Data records
## start

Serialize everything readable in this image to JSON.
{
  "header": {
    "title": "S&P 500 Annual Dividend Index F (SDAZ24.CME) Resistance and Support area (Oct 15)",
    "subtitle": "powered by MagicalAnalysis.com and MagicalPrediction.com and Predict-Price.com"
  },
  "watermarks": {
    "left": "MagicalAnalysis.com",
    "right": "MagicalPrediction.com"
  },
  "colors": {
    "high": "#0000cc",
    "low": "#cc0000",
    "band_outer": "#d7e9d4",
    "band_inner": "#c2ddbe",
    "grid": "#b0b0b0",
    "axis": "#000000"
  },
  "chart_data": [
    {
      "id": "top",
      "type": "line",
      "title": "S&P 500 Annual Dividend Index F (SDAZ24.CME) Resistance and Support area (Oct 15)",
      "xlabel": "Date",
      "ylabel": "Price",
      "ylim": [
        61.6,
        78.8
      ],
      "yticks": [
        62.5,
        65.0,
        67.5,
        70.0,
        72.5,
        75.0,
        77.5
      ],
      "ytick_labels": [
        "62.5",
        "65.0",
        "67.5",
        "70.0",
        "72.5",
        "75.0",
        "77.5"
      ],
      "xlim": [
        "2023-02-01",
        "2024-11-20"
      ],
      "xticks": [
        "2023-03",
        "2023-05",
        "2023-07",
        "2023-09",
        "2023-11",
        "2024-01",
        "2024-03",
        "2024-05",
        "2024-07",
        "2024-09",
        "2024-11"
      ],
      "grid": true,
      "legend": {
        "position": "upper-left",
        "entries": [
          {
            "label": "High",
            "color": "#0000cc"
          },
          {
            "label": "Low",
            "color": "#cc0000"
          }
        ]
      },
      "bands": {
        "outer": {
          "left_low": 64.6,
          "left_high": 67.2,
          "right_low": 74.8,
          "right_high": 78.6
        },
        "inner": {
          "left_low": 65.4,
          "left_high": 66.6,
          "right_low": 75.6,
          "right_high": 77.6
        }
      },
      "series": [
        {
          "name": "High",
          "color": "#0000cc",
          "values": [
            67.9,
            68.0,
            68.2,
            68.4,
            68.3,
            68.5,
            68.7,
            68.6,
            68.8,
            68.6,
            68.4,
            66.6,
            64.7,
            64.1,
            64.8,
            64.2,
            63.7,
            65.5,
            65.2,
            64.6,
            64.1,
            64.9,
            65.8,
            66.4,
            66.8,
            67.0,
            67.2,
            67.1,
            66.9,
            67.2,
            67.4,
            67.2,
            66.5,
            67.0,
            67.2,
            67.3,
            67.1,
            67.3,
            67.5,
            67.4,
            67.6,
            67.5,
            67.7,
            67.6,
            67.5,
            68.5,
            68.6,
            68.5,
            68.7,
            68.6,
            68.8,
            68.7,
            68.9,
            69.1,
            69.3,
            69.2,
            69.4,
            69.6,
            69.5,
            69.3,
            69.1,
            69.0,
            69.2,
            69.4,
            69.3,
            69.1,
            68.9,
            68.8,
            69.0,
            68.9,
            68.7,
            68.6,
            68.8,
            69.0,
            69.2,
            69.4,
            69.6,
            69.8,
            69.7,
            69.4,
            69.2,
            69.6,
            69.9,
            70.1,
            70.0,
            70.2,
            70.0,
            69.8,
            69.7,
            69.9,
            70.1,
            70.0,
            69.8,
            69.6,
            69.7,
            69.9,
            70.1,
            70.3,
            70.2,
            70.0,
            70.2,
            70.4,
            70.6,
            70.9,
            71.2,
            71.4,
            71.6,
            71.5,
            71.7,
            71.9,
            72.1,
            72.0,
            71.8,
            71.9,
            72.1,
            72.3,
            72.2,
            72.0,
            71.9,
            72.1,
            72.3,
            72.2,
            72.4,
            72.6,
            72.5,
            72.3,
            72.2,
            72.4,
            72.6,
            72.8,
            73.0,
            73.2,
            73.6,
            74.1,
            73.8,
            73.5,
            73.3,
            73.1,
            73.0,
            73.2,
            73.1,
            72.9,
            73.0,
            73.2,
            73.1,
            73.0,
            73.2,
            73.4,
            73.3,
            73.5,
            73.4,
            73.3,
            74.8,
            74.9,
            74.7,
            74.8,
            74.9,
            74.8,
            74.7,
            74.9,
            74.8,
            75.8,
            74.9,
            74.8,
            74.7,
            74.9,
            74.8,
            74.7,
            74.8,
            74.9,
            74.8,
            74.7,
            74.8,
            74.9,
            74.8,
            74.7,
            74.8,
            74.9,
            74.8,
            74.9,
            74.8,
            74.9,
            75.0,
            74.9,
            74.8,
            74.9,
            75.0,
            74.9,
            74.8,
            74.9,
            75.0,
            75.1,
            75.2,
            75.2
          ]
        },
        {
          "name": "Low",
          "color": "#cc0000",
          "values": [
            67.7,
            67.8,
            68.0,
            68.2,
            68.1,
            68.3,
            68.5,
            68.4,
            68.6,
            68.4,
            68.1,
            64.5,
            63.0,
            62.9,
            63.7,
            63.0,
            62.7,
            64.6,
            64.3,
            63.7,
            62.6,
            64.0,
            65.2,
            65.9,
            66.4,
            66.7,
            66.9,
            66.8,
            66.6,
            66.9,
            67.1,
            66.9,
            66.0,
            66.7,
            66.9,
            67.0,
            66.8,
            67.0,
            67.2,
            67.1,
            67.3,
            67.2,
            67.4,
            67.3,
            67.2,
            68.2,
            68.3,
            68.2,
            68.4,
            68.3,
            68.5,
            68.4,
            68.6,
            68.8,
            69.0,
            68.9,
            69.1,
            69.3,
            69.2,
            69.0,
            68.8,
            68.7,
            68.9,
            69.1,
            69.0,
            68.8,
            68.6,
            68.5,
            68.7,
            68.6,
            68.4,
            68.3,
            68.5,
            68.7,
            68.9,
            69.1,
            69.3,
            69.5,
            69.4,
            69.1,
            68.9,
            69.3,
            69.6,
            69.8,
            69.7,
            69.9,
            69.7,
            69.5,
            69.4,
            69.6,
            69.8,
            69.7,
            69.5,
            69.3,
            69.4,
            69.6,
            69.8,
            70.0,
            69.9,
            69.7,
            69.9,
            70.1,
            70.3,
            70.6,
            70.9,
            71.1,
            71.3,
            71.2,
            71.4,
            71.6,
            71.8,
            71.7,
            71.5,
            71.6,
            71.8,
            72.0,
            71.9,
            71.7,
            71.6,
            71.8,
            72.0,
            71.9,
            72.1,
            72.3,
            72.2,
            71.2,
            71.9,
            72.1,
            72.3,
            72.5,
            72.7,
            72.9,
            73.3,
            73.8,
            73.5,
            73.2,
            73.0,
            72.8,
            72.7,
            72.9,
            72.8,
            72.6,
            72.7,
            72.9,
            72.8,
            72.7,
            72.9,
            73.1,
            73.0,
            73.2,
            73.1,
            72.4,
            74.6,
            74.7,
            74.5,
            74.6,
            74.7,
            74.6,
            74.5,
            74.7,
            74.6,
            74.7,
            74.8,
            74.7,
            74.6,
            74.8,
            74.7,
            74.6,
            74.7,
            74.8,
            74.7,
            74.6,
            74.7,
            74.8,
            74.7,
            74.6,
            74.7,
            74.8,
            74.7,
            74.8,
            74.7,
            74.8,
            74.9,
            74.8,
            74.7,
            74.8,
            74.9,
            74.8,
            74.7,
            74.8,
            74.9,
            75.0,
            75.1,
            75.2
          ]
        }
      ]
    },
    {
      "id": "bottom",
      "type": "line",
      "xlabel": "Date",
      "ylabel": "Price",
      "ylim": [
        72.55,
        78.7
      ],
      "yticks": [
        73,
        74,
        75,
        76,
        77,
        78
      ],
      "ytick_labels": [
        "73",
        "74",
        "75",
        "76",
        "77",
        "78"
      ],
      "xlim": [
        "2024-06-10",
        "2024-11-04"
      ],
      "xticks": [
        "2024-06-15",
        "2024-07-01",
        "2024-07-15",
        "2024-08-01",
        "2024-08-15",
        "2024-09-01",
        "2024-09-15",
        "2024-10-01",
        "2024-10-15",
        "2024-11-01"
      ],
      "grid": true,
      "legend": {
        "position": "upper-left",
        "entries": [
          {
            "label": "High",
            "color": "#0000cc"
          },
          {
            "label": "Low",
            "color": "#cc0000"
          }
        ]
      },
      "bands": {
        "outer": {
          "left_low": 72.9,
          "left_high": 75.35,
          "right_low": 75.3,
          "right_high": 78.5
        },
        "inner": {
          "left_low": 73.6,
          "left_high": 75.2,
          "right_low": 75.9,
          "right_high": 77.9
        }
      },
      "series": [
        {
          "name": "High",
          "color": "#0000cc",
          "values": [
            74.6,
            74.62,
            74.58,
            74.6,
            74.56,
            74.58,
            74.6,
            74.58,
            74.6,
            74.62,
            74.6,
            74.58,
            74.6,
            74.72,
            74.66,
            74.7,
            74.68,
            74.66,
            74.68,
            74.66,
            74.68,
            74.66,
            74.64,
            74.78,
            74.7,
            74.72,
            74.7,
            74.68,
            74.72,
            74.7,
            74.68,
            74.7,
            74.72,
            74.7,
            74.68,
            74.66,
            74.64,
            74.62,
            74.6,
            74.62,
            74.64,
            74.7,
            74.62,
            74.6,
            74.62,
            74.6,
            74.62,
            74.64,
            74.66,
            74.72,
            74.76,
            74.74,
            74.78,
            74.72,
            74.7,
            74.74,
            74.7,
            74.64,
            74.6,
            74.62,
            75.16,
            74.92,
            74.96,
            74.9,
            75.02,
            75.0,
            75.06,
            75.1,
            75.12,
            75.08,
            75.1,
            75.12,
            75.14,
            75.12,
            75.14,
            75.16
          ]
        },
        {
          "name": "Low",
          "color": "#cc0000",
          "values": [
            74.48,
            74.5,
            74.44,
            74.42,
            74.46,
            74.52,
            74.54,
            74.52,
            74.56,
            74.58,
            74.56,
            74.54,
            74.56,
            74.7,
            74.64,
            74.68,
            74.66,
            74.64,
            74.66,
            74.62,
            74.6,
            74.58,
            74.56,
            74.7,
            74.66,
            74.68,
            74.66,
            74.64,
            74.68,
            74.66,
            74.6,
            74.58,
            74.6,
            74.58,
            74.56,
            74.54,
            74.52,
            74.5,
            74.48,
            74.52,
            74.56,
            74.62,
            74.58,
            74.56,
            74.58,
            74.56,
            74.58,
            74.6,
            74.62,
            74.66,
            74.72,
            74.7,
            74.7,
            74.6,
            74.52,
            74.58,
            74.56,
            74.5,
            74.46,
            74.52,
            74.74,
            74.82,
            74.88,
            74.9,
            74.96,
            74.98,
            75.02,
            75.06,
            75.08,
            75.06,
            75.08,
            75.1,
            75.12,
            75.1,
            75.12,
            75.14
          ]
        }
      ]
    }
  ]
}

## end

→ **The request**
In the material above, find each line that contains the word "Index", and select it.

→ **Answer to the task**
    "title": "S&P 500 Annual Dividend Index F (SDAZ24.CME) Resistance and Support area (Oct 15)",
      "title": "S&P 500 Annual Dividend Index F (SDAZ24.CME) Resistance and Support area (Oct 15)",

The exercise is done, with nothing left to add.